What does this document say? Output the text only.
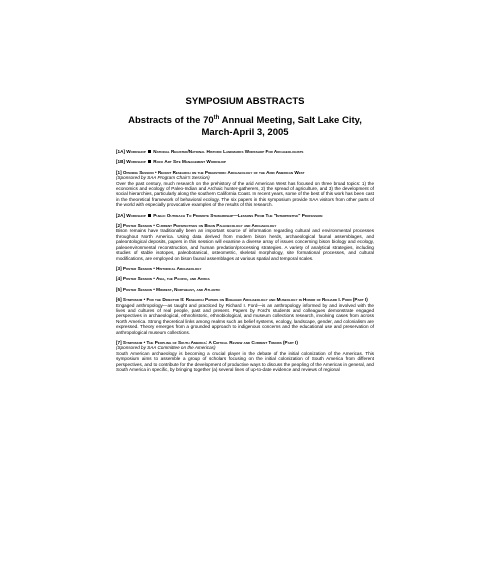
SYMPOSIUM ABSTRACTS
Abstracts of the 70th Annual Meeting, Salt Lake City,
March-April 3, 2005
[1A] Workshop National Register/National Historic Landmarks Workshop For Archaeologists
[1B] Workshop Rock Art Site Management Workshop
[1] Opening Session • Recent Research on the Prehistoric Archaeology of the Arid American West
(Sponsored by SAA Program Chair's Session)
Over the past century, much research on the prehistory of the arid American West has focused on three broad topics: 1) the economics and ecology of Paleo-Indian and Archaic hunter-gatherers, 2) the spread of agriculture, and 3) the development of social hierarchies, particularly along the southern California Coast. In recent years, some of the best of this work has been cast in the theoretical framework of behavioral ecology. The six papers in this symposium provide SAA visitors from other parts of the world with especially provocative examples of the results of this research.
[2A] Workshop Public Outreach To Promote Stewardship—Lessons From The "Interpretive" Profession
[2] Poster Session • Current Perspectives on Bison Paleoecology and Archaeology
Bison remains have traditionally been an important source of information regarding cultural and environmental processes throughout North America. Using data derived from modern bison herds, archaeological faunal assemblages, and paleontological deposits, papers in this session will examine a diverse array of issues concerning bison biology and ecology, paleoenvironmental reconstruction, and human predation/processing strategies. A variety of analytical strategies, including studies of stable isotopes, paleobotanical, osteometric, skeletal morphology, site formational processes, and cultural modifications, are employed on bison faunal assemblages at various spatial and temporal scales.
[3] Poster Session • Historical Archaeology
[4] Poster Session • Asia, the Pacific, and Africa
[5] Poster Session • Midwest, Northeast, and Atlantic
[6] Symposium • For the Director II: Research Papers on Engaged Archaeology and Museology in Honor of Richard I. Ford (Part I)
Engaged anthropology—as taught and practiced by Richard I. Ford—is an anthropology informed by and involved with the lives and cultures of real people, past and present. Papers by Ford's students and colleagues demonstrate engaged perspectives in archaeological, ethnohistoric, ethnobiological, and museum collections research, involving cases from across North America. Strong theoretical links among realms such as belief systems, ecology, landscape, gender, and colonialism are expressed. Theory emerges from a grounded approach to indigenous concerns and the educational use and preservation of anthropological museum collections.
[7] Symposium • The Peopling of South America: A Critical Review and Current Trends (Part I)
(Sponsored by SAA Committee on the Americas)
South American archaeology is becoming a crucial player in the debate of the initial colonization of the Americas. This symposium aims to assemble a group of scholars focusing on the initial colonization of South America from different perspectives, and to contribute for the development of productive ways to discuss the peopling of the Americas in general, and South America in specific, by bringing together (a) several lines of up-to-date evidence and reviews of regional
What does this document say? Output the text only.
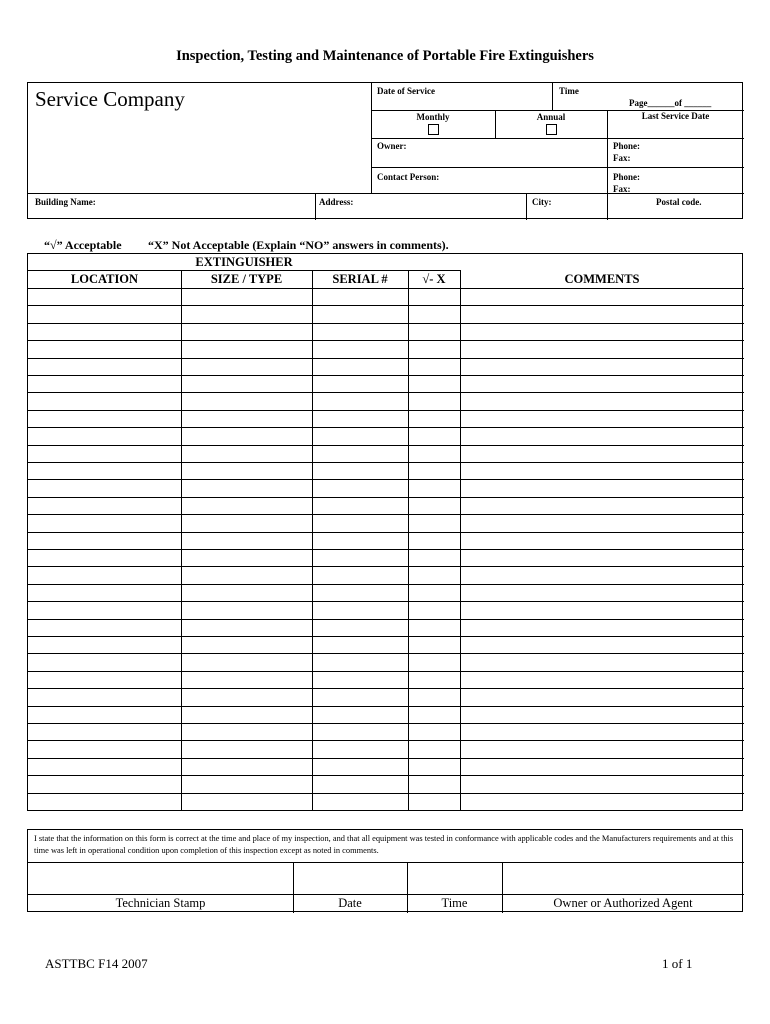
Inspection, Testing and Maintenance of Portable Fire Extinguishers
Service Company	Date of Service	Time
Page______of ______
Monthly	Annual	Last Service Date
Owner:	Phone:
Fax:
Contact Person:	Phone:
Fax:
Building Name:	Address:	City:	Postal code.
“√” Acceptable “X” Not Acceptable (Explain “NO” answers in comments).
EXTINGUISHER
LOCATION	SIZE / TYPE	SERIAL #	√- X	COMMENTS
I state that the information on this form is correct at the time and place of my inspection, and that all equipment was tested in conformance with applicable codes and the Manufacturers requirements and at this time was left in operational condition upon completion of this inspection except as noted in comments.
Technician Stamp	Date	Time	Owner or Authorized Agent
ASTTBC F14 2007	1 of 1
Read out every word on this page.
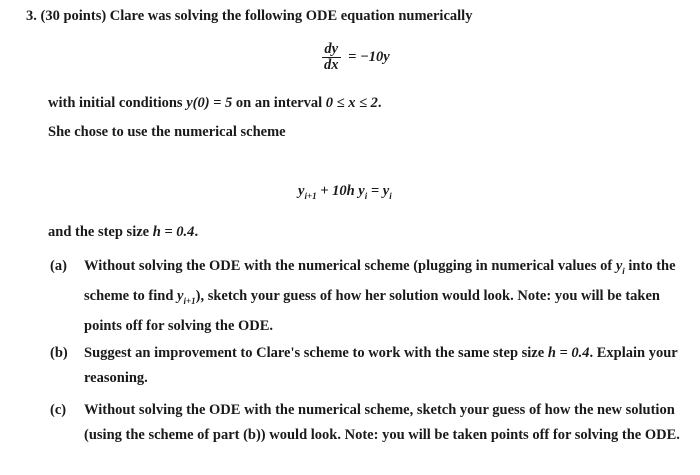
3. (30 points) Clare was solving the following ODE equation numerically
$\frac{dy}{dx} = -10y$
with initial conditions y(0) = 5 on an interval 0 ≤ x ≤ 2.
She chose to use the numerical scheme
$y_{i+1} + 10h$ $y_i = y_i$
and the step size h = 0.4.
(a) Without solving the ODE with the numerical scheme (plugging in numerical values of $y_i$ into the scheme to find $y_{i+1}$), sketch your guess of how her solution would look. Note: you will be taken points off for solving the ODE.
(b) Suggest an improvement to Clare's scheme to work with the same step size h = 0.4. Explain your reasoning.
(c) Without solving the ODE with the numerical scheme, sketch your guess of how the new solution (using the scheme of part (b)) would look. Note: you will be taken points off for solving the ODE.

***

Problem to solve: Every line in the data that holds "sketch" should be copied out.

Reply to the task:
(a) Without solving the ODE with the numerical scheme (plugging in numerical values of $y_i$ into the scheme to find $y_{i+1}$), sketch your guess of how her solution would look. Note: you will be taken points off for solving the ODE.
(c) Without solving the ODE with the numerical scheme, sketch your guess of how the new solution (using the scheme of part (b)) would look. Note: you will be taken points off for solving the ODE.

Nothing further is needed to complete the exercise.